Task to complete:
Copy out all of the material exactly.

[Entries with figure data]
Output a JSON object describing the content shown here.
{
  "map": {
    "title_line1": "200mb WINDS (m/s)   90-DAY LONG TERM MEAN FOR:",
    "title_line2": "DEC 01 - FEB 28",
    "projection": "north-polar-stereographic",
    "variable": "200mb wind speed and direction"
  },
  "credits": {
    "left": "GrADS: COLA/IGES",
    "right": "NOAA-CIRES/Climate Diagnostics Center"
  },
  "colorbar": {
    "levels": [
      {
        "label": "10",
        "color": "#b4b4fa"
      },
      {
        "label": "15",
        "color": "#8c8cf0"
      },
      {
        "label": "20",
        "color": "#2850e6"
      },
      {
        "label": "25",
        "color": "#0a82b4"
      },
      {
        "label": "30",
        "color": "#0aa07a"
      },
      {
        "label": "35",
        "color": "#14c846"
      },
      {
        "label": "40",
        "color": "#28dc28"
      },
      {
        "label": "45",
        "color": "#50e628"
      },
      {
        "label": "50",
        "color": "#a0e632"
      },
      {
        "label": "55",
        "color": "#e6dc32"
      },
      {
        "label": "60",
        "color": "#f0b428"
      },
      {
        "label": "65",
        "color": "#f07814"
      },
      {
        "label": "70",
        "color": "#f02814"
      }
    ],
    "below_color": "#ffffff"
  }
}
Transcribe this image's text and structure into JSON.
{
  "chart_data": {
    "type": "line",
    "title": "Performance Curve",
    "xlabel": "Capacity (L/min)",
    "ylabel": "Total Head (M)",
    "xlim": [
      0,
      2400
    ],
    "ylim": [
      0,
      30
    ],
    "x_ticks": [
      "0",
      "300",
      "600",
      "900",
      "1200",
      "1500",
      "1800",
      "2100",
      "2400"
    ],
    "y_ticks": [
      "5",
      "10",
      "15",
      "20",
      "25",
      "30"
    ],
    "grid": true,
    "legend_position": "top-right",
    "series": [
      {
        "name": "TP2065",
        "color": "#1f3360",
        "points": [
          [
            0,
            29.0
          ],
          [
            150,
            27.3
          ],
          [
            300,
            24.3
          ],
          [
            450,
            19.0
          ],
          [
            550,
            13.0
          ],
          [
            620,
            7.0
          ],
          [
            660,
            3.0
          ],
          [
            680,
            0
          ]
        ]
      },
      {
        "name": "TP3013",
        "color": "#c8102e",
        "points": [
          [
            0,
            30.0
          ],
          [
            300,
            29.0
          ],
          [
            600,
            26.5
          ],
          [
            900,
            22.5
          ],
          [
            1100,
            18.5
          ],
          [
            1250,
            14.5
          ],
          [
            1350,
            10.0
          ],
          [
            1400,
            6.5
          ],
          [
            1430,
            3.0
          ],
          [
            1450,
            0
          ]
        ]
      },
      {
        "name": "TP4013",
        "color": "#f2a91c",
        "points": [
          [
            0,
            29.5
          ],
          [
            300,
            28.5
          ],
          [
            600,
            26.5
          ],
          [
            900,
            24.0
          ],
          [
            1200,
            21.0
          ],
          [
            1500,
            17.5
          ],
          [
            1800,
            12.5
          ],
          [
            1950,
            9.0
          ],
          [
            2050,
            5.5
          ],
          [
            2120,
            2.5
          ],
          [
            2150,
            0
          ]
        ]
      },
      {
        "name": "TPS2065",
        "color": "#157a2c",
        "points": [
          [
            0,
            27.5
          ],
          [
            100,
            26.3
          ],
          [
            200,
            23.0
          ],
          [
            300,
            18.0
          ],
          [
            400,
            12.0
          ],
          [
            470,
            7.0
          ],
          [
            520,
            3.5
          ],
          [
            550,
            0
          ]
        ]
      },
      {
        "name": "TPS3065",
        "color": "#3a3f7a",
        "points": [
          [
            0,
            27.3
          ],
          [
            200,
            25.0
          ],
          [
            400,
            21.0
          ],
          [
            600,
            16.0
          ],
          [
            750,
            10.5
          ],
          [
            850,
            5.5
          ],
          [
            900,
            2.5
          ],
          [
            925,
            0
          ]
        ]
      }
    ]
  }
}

Exercise response:
Output a JSON object describing the content shown here.
{
  "map": {
    "title_line1": "200mb WINDS (m/s)   90-DAY LONG TERM MEAN FOR:",
    "title_line2": "DEC 01 - FEB 28",
    "projection": "north-polar-stereographic",
    "variable": "200mb wind speed and direction"
  },
  "credits": {
    "left": "GrADS: COLA/IGES",
    "right": "NOAA-CIRES/Climate Diagnostics Center"
  },
  "colorbar": {
    "levels": [
      {
        "label": "10",
        "color": "#b4b4fa"
      },
      {
        "label": "15",
        "color": "#8c8cf0"
      },
      {
        "label": "20",
        "color": "#2850e6"
      },
      {
        "label": "25",
        "color": "#0a82b4"
      },
      {
        "label": "30",
        "color": "#0aa07a"
      },
      {
        "label": "35",
        "color": "#14c846"
      },
      {
        "label": "40",
        "color": "#28dc28"
      },
      {
        "label": "45",
        "color": "#50e628"
      },
      {
        "label": "50",
        "color": "#a0e632"
      },
      {
        "label": "55",
        "color": "#e6dc32"
      },
      {
        "label": "60",
        "color": "#f0b428"
      },
      {
        "label": "65",
        "color": "#f07814"
      },
      {
        "label": "70",
        "color": "#f02814"
      }
    ],
    "below_color": "#ffffff"
  }
}
Transcribe this image's text and structure into JSON.
{
  "chart_data": {
    "type": "line",
    "title": "Performance Curve",
    "xlabel": "Capacity (L/min)",
    "ylabel": "Total Head (M)",
    "xlim": [
      0,
      2400
    ],
    "ylim": [
      0,
      30
    ],
    "x_ticks": [
      "0",
      "300",
      "600",
      "900",
      "1200",
      "1500",
      "1800",
      "2100",
      "2400"
    ],
    "y_ticks": [
      "5",
      "10",
      "15",
      "20",
      "25",
      "30"
    ],
    "grid": true,
    "legend_position": "top-right",
    "series": [
      {
        "name": "TP2065",
        "color": "#1f3360",
        "points": [
          [
            0,
            29.0
          ],
          [
            150,
            27.3
          ],
          [
            300,
            24.3
          ],
          [
            450,
            19.0
          ],
          [
            550,
            13.0
          ],
          [
            620,
            7.0
          ],
          [
            660,
            3.0
          ],
          [
            680,
            0
          ]
        ]
      },
      {
        "name": "TP3013",
        "color": "#c8102e",
        "points": [
          [
            0,
            30.0
          ],
          [
            300,
            29.0
          ],
          [
            600,
            26.5
          ],
          [
            900,
            22.5
          ],
          [
            1100,
            18.5
          ],
          [
            1250,
            14.5
          ],
          [
            1350,
            10.0
          ],
          [
            1400,
            6.5
          ],
          [
            1430,
            3.0
          ],
          [
            1450,
            0
          ]
        ]
      },
      {
        "name": "TP4013",
        "color": "#f2a91c",
        "points": [
          [
            0,
            29.5
          ],
          [
            300,
            28.5
          ],
          [
            600,
            26.5
          ],
          [
            900,
            24.0
          ],
          [
            1200,
            21.0
          ],
          [
            1500,
            17.5
          ],
          [
            1800,
            12.5
          ],
          [
            1950,
            9.0
          ],
          [
            2050,
            5.5
          ],
          [
            2120,
            2.5
          ],
          [
            2150,
            0
          ]
        ]
      },
      {
        "name": "TPS2065",
        "color": "#157a2c",
        "points": [
          [
            0,
            27.5
          ],
          [
            100,
            26.3
          ],
          [
            200,
            23.0
          ],
          [
            300,
            18.0
          ],
          [
            400,
            12.0
          ],
          [
            470,
            7.0
          ],
          [
            520,
            3.5
          ],
          [
            550,
            0
          ]
        ]
      },
      {
        "name": "TPS3065",
        "color": "#3a3f7a",
        "points": [
          [
            0,
            27.3
          ],
          [
            200,
            25.0
          ],
          [
            400,
            21.0
          ],
          [
            600,
            16.0
          ],
          [
            750,
            10.5
          ],
          [
            850,
            5.5
          ],
          [
            900,
            2.5
          ],
          [
            925,
            0
          ]
        ]
      }
    ]
  }
}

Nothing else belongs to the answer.